[Begin DATA SECTION]

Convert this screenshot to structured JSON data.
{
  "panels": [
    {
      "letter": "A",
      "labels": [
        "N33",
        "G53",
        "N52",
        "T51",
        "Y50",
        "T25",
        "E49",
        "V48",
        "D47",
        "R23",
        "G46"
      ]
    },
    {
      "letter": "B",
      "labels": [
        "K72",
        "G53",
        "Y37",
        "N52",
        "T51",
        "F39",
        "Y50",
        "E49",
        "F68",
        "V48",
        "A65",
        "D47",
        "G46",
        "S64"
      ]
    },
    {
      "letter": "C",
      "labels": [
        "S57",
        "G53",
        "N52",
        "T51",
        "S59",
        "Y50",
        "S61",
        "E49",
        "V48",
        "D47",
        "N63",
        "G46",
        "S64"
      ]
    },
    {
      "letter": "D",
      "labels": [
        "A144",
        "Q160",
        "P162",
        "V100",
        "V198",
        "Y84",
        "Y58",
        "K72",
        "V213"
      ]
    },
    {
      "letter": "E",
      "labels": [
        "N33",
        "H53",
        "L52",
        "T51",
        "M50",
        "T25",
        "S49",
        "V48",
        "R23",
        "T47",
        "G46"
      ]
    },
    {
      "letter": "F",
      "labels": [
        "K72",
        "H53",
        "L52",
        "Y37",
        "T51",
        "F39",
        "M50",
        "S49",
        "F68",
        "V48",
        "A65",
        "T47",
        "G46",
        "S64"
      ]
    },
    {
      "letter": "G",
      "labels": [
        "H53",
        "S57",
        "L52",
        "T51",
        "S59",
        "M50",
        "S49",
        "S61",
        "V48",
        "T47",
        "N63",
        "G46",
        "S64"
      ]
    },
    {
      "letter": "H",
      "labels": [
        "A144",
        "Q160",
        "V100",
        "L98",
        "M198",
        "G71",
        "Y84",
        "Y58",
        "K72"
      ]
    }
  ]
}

[End DATA SECTION]

**PROMPT**
Please restate the whole listing word for word.

**SOLUTION FOR THIS PROBLEM**
Convert this screenshot to structured JSON data.
{
  "panels": [
    {
      "letter": "A",
      "labels": [
        "N33",
        "G53",
        "N52",
        "T51",
        "Y50",
        "T25",
        "E49",
        "V48",
        "D47",
        "R23",
        "G46"
      ]
    },
    {
      "letter": "B",
      "labels": [
        "K72",
        "G53",
        "Y37",
        "N52",
        "T51",
        "F39",
        "Y50",
        "E49",
        "F68",
        "V48",
        "A65",
        "D47",
        "G46",
        "S64"
      ]
    },
    {
      "letter": "C",
      "labels": [
        "S57",
        "G53",
        "N52",
        "T51",
        "S59",
        "Y50",
        "S61",
        "E49",
        "V48",
        "D47",
        "N63",
        "G46",
        "S64"
      ]
    },
    {
      "letter": "D",
      "labels": [
        "A144",
        "Q160",
        "P162",
        "V100",
        "V198",
        "Y84",
        "Y58",
        "K72",
        "V213"
      ]
    },
    {
      "letter": "E",
      "labels": [
        "N33",
        "H53",
        "L52",
        "T51",
        "M50",
        "T25",
        "S49",
        "V48",
        "R23",
        "T47",
        "G46"
      ]
    },
    {
      "letter": "F",
      "labels": [
        "K72",
        "H53",
        "L52",
        "Y37",
        "T51",
        "F39",
        "M50",
        "S49",
        "F68",
        "V48",
        "A65",
        "T47",
        "G46",
        "S64"
      ]
    },
    {
      "letter": "G",
      "labels": [
        "H53",
        "S57",
        "L52",
        "T51",
        "S59",
        "M50",
        "S49",
        "S61",
        "V48",
        "T47",
        "N63",
        "G46",
        "S64"
      ]
    },
    {
      "letter": "H",
      "labels": [
        "A144",
        "Q160",
        "V100",
        "L98",
        "M198",
        "G71",
        "Y84",
        "Y58",
        "K72"
      ]
    }
  ]
}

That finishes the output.